Start of RECORD LIST
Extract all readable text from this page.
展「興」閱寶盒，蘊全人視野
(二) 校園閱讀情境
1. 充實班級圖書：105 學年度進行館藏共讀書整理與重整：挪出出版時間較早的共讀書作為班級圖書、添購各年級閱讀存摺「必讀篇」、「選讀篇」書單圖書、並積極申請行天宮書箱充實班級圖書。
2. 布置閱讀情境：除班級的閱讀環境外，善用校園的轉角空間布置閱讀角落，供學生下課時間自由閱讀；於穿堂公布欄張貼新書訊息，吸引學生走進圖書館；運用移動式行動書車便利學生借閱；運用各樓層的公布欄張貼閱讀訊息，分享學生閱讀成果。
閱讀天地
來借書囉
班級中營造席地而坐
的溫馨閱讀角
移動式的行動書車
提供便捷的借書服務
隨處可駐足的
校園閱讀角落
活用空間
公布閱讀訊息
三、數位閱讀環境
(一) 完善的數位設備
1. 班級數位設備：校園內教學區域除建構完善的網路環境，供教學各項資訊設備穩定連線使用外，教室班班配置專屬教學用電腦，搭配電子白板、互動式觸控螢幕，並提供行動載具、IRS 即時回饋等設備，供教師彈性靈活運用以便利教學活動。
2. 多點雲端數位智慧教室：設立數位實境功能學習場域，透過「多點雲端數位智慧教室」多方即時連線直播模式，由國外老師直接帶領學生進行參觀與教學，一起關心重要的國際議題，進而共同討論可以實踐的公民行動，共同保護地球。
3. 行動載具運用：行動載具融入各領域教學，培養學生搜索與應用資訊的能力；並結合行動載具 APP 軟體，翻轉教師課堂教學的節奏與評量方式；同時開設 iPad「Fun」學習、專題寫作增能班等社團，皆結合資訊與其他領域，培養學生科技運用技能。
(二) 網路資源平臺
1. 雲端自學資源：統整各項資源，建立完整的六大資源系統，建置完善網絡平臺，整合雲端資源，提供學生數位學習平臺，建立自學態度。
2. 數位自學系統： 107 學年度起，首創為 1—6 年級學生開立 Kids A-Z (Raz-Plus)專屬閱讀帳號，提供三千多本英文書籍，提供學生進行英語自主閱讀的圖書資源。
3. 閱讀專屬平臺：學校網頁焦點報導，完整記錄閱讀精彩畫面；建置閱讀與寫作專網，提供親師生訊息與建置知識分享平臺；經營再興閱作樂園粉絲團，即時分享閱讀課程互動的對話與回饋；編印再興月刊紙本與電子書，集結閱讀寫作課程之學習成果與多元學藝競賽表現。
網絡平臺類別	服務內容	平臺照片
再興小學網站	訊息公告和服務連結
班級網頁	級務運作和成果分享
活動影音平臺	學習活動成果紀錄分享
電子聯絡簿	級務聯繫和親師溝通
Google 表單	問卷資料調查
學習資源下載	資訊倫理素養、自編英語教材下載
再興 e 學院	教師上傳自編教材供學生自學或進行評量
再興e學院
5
End of RECORD LIST
### WHAT TO PRODUCE:
Type out the whole listing above again, exactly as it stands.

### FINISHED ANSWER:
Extract all readable text from this page.
展「興」閱寶盒，蘊全人視野
(二) 校園閱讀情境
1. 充實班級圖書：105 學年度進行館藏共讀書整理與重整：挪出出版時間較早的共讀書作為班級圖書、添購各年級閱讀存摺「必讀篇」、「選讀篇」書單圖書、並積極申請行天宮書箱充實班級圖書。
2. 布置閱讀情境：除班級的閱讀環境外，善用校園的轉角空間布置閱讀角落，供學生下課時間自由閱讀；於穿堂公布欄張貼新書訊息，吸引學生走進圖書館；運用移動式行動書車便利學生借閱；運用各樓層的公布欄張貼閱讀訊息，分享學生閱讀成果。
閱讀天地
來借書囉
班級中營造席地而坐
的溫馨閱讀角
移動式的行動書車
提供便捷的借書服務
隨處可駐足的
校園閱讀角落
活用空間
公布閱讀訊息
三、數位閱讀環境
(一) 完善的數位設備
1. 班級數位設備：校園內教學區域除建構完善的網路環境，供教學各項資訊設備穩定連線使用外，教室班班配置專屬教學用電腦，搭配電子白板、互動式觸控螢幕，並提供行動載具、IRS 即時回饋等設備，供教師彈性靈活運用以便利教學活動。
2. 多點雲端數位智慧教室：設立數位實境功能學習場域，透過「多點雲端數位智慧教室」多方即時連線直播模式，由國外老師直接帶領學生進行參觀與教學，一起關心重要的國際議題，進而共同討論可以實踐的公民行動，共同保護地球。
3. 行動載具運用：行動載具融入各領域教學，培養學生搜索與應用資訊的能力；並結合行動載具 APP 軟體，翻轉教師課堂教學的節奏與評量方式；同時開設 iPad「Fun」學習、專題寫作增能班等社團，皆結合資訊與其他領域，培養學生科技運用技能。
(二) 網路資源平臺
1. 雲端自學資源：統整各項資源，建立完整的六大資源系統，建置完善網絡平臺，整合雲端資源，提供學生數位學習平臺，建立自學態度。
2. 數位自學系統： 107 學年度起，首創為 1—6 年級學生開立 Kids A-Z (Raz-Plus)專屬閱讀帳號，提供三千多本英文書籍，提供學生進行英語自主閱讀的圖書資源。
3. 閱讀專屬平臺：學校網頁焦點報導，完整記錄閱讀精彩畫面；建置閱讀與寫作專網，提供親師生訊息與建置知識分享平臺；經營再興閱作樂園粉絲團，即時分享閱讀課程互動的對話與回饋；編印再興月刊紙本與電子書，集結閱讀寫作課程之學習成果與多元學藝競賽表現。
網絡平臺類別	服務內容	平臺照片
再興小學網站	訊息公告和服務連結
班級網頁	級務運作和成果分享
活動影音平臺	學習活動成果紀錄分享
電子聯絡簿	級務聯繫和親師溝通
Google 表單	問卷資料調查
學習資源下載	資訊倫理素養、自編英語教材下載
再興 e 學院	教師上傳自編教材供學生自學或進行評量
再興e學院
5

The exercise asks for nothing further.